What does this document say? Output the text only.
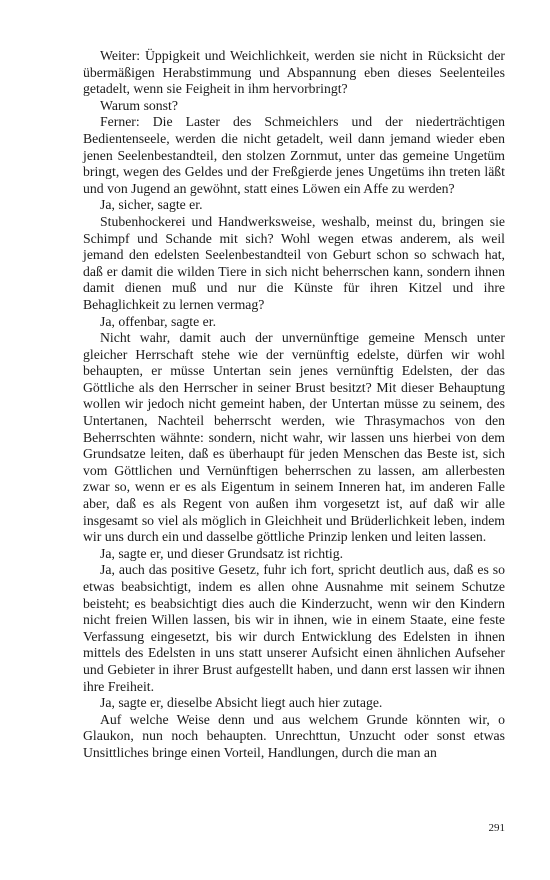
Weiter: Üppigkeit und Weichlichkeit, werden sie nicht in Rücksicht der übermäßigen Herabstimmung und Abspannung eben dieses Seelenteiles getadelt, wenn sie Feigheit in ihm hervorbringt?

Warum sonst?

Ferner: Die Laster des Schmeichlers und der niederträchtigen Bedientenseele, werden die nicht getadelt, weil dann jemand wieder eben jenen Seelenbestandteil, den stolzen Zornmut, unter das gemeine Ungetüm bringt, wegen des Geldes und der Freßgierde jenes Ungetüms ihn treten läßt und von Jugend an gewöhnt, statt eines Löwen ein Affe zu werden?

Ja, sicher, sagte er.

Stubenhockerei und Handwerksweise, weshalb, meinst du, bringen sie Schimpf und Schande mit sich? Wohl wegen etwas anderem, als weil jemand den edelsten Seelenbestandteil von Geburt schon so schwach hat, daß er damit die wilden Tiere in sich nicht beherrschen kann, sondern ihnen damit dienen muß und nur die Künste für ihren Kitzel und ihre Behaglichkeit zu lernen vermag?

Ja, offenbar, sagte er.

Nicht wahr, damit auch der unvernünftige gemeine Mensch unter gleicher Herrschaft stehe wie der vernünftig edelste, dürfen wir wohl behaupten, er müsse Untertan sein jenes vernünftig Edelsten, der das Göttliche als den Herrscher in seiner Brust besitzt? Mit dieser Behauptung wollen wir jedoch nicht gemeint haben, der Untertan müsse zu seinem, des Untertanen, Nachteil beherrscht werden, wie Thrasymachos von den Beherrschten wähnte: sondern, nicht wahr, wir lassen uns hierbei von dem Grundsatze leiten, daß es überhaupt für jeden Menschen das Beste ist, sich vom Göttlichen und Vernünftigen beherrschen zu lassen, am allerbesten zwar so, wenn er es als Eigentum in seinem Inneren hat, im anderen Falle aber, daß es als Regent von außen ihm vorgesetzt ist, auf daß wir alle insgesamt so viel als möglich in Gleichheit und Brüderlichkeit leben, indem wir uns durch ein und dasselbe göttliche Prinzip lenken und leiten lassen.

Ja, sagte er, und dieser Grundsatz ist richtig.

Ja, auch das positive Gesetz, fuhr ich fort, spricht deutlich aus, daß es so etwas beabsichtigt, indem es allen ohne Ausnahme mit seinem Schutze beisteht; es beabsichtigt dies auch die Kinderzucht, wenn wir den Kindern nicht freien Willen lassen, bis wir in ihnen, wie in einem Staate, eine feste Verfassung eingesetzt, bis wir durch Entwicklung des Edelsten in ihnen mittels des Edelsten in uns statt unserer Aufsicht einen ähnlichen Aufseher und Gebieter in ihrer Brust aufgestellt haben, und dann erst lassen wir ihnen ihre Freiheit.

Ja, sagte er, dieselbe Absicht liegt auch hier zutage.

Auf welche Weise denn und aus welchem Grunde könnten wir, o Glaukon, nun noch behaupten. Unrechttun, Unzucht oder sonst etwas Unsittliches bringe einen Vorteil, Handlungen, durch die man an

291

──────────

Retype everything in the material word for word, minus pictures.

What does this document say? Output the text only.
Weiter: Üppigkeit und Weichlichkeit, werden sie nicht in Rücksicht der übermäßigen Herabstimmung und Abspannung eben dieses Seelenteiles getadelt, wenn sie Feigheit in ihm hervorbringt?

Warum sonst?

Ferner: Die Laster des Schmeichlers und der niederträchtigen Bedientenseele, werden die nicht getadelt, weil dann jemand wieder eben jenen Seelenbestandteil, den stolzen Zornmut, unter das gemeine Ungetüm bringt, wegen des Geldes und der Freßgierde jenes Ungetüms ihn treten läßt und von Jugend an gewöhnt, statt eines Löwen ein Affe zu werden?

Ja, sicher, sagte er.

Stubenhockerei und Handwerksweise, weshalb, meinst du, bringen sie Schimpf und Schande mit sich? Wohl wegen etwas anderem, als weil jemand den edelsten Seelenbestandteil von Geburt schon so schwach hat, daß er damit die wilden Tiere in sich nicht beherrschen kann, sondern ihnen damit dienen muß und nur die Künste für ihren Kitzel und ihre Behaglichkeit zu lernen vermag?

Ja, offenbar, sagte er.

Nicht wahr, damit auch der unvernünftige gemeine Mensch unter gleicher Herrschaft stehe wie der vernünftig edelste, dürfen wir wohl behaupten, er müsse Untertan sein jenes vernünftig Edelsten, der das Göttliche als den Herrscher in seiner Brust besitzt? Mit dieser Behauptung wollen wir jedoch nicht gemeint haben, der Untertan müsse zu seinem, des Untertanen, Nachteil beherrscht werden, wie Thrasymachos von den Beherrschten wähnte: sondern, nicht wahr, wir lassen uns hierbei von dem Grundsatze leiten, daß es überhaupt für jeden Menschen das Beste ist, sich vom Göttlichen und Vernünftigen beherrschen zu lassen, am allerbesten zwar so, wenn er es als Eigentum in seinem Inneren hat, im anderen Falle aber, daß es als Regent von außen ihm vorgesetzt ist, auf daß wir alle insgesamt so viel als möglich in Gleichheit und Brüderlichkeit leben, indem wir uns durch ein und dasselbe göttliche Prinzip lenken und leiten lassen.

Ja, sagte er, und dieser Grundsatz ist richtig.

Ja, auch das positive Gesetz, fuhr ich fort, spricht deutlich aus, daß es so etwas beabsichtigt, indem es allen ohne Ausnahme mit seinem Schutze beisteht; es beabsichtigt dies auch die Kinderzucht, wenn wir den Kindern nicht freien Willen lassen, bis wir in ihnen, wie in einem Staate, eine feste Verfassung eingesetzt, bis wir durch Entwicklung des Edelsten in ihnen mittels des Edelsten in uns statt unserer Aufsicht einen ähnlichen Aufseher und Gebieter in ihrer Brust aufgestellt haben, und dann erst lassen wir ihnen ihre Freiheit.

Ja, sagte er, dieselbe Absicht liegt auch hier zutage.

Auf welche Weise denn und aus welchem Grunde könnten wir, o Glaukon, nun noch behaupten. Unrechttun, Unzucht oder sonst etwas Unsittliches bringe einen Vorteil, Handlungen, durch die man an

291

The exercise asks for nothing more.